• **DESCRIPTION OF THE TASK**
Transcribe only what runs from the line containing "OCR this image." through the final line below, exactly, and leave every picture out.
━━ DATA SHOWN
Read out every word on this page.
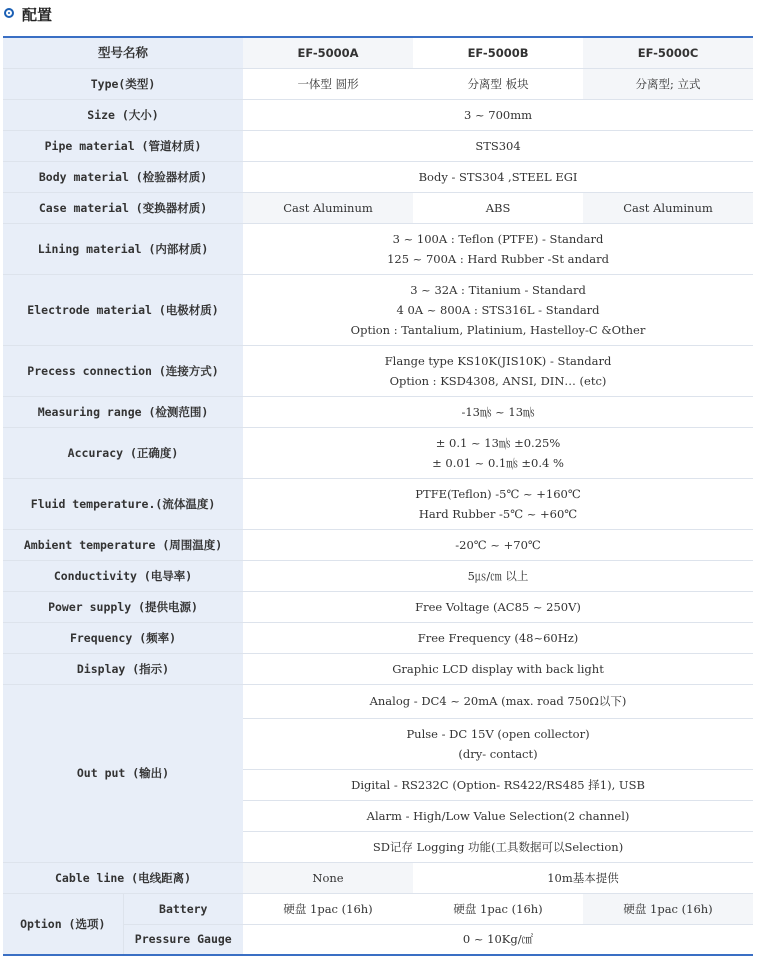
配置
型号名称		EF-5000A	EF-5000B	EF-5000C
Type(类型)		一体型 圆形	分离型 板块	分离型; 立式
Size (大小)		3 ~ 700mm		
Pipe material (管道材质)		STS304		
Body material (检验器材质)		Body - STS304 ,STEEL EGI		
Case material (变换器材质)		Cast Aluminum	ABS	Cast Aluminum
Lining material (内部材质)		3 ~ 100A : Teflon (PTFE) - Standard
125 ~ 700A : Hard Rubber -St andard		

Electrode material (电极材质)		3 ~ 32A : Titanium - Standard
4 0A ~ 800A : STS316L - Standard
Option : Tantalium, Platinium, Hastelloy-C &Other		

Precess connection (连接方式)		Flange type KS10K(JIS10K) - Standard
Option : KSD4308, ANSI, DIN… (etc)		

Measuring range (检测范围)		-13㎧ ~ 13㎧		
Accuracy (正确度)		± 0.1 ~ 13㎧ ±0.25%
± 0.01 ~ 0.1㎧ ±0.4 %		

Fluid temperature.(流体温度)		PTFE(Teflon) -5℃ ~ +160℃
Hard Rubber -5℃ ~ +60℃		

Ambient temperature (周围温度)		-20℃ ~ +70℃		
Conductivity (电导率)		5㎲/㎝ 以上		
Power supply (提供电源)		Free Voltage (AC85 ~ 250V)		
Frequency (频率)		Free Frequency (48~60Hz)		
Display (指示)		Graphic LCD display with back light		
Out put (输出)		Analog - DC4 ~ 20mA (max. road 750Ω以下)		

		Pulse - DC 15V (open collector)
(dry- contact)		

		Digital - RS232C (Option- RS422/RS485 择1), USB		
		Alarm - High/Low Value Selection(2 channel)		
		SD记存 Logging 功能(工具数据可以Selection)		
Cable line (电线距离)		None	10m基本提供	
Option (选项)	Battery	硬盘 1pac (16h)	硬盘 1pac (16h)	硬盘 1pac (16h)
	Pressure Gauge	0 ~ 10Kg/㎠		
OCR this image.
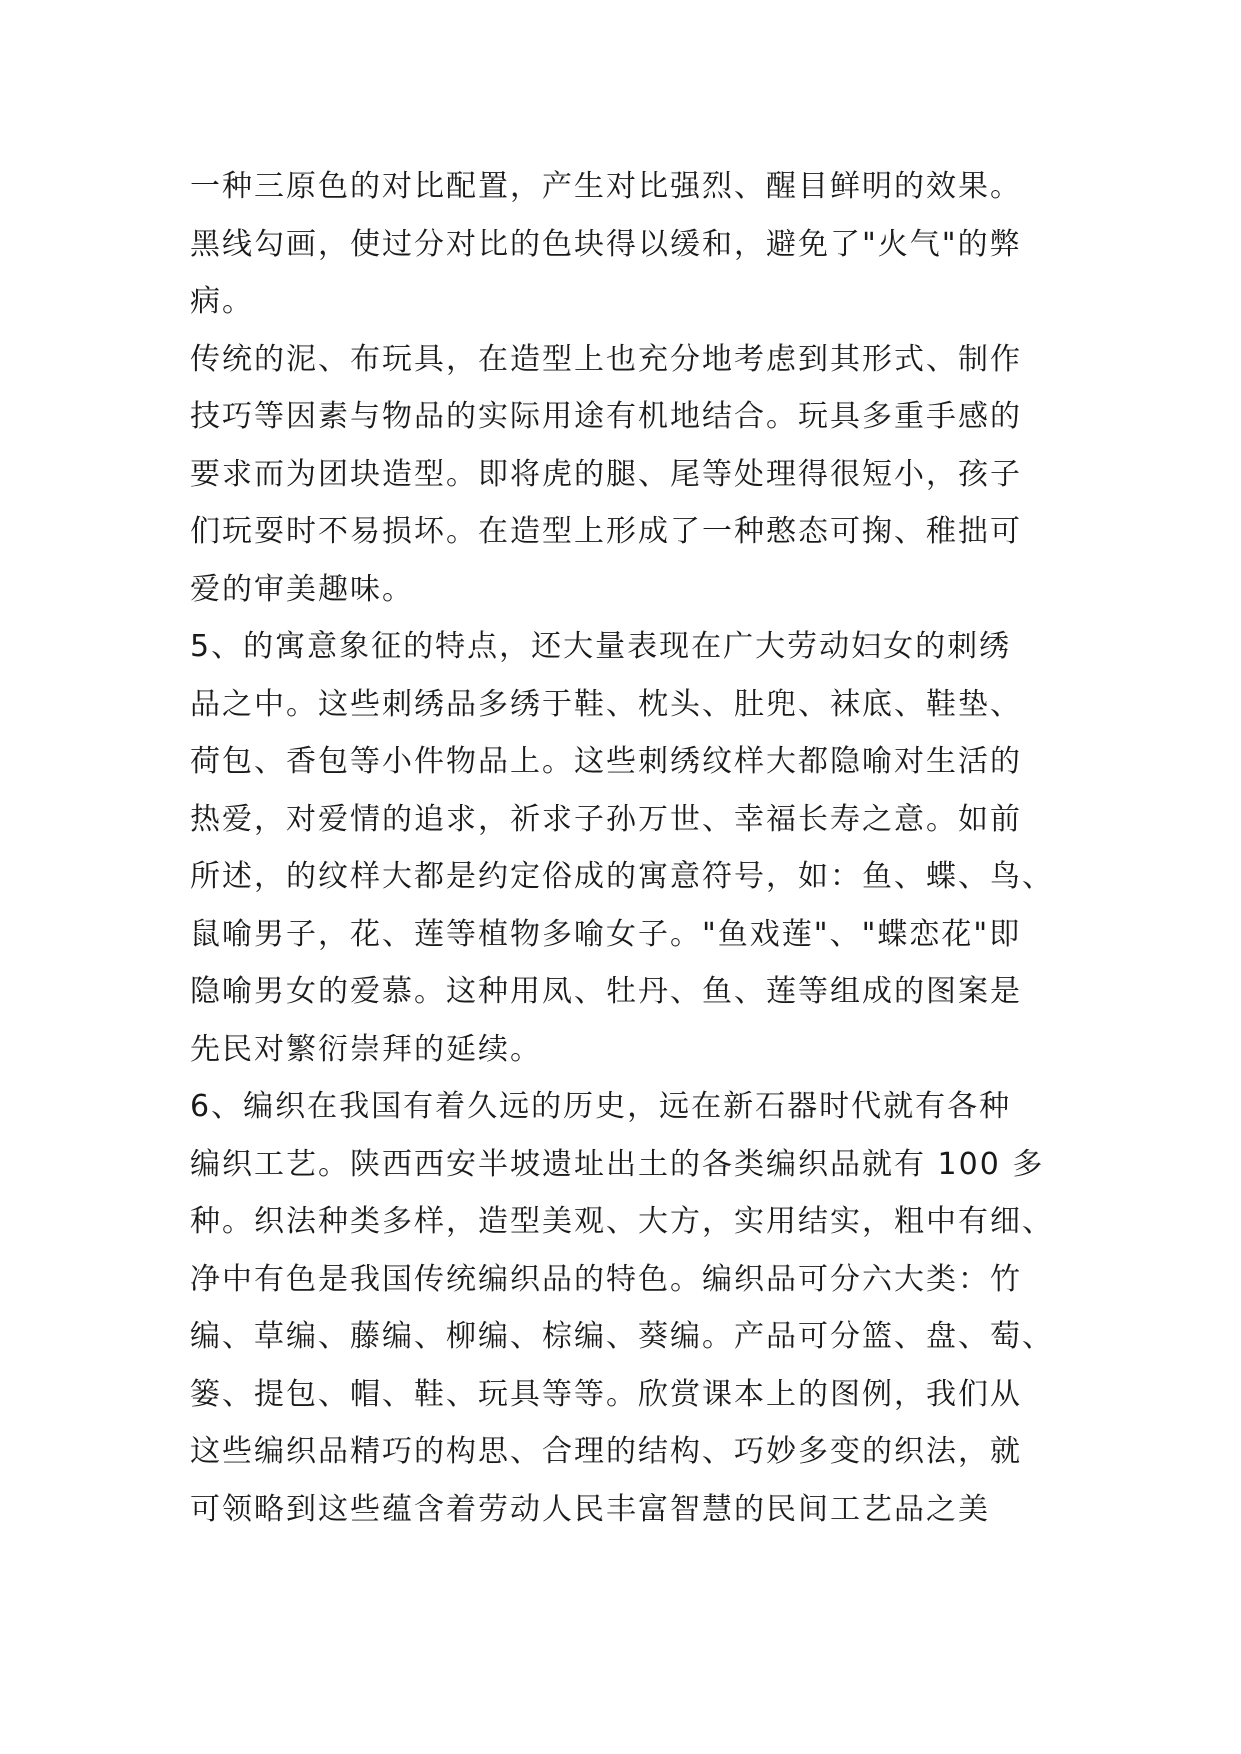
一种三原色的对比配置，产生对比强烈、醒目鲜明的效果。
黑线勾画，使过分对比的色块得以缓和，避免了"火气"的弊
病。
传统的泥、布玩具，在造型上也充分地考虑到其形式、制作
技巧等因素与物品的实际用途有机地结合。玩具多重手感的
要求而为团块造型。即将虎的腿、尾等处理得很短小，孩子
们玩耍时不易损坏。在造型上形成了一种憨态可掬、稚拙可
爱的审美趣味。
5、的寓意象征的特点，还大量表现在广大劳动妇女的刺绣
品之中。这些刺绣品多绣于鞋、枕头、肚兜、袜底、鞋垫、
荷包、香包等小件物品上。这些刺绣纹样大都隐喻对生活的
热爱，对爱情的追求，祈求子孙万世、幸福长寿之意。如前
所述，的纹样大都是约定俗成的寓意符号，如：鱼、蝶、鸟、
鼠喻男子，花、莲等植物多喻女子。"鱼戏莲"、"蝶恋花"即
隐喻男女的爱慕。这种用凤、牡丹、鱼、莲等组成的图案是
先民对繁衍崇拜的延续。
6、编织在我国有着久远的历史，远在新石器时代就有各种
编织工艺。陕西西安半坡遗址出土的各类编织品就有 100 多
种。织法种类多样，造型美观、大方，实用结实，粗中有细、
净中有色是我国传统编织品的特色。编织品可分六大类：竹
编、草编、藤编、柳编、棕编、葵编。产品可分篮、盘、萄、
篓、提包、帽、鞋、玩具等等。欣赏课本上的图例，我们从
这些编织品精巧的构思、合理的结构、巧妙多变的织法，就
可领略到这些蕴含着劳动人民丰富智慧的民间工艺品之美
━━━━
• **PROBLEM SOLUTION**
OCR this image.
一种三原色的对比配置，产生对比强烈、醒目鲜明的效果。
黑线勾画，使过分对比的色块得以缓和，避免了"火气"的弊
病。
传统的泥、布玩具，在造型上也充分地考虑到其形式、制作
技巧等因素与物品的实际用途有机地结合。玩具多重手感的
要求而为团块造型。即将虎的腿、尾等处理得很短小，孩子
们玩耍时不易损坏。在造型上形成了一种憨态可掬、稚拙可
爱的审美趣味。
5、的寓意象征的特点，还大量表现在广大劳动妇女的刺绣
品之中。这些刺绣品多绣于鞋、枕头、肚兜、袜底、鞋垫、
荷包、香包等小件物品上。这些刺绣纹样大都隐喻对生活的
热爱，对爱情的追求，祈求子孙万世、幸福长寿之意。如前
所述，的纹样大都是约定俗成的寓意符号，如：鱼、蝶、鸟、
鼠喻男子，花、莲等植物多喻女子。"鱼戏莲"、"蝶恋花"即
隐喻男女的爱慕。这种用凤、牡丹、鱼、莲等组成的图案是
先民对繁衍崇拜的延续。
6、编织在我国有着久远的历史，远在新石器时代就有各种
编织工艺。陕西西安半坡遗址出土的各类编织品就有 100 多
种。织法种类多样，造型美观、大方，实用结实，粗中有细、
净中有色是我国传统编织品的特色。编织品可分六大类：竹
编、草编、藤编、柳编、棕编、葵编。产品可分篮、盘、萄、
篓、提包、帽、鞋、玩具等等。欣赏课本上的图例，我们从
这些编织品精巧的构思、合理的结构、巧妙多变的织法，就
可领略到这些蕴含着劳动人民丰富智慧的民间工艺品之美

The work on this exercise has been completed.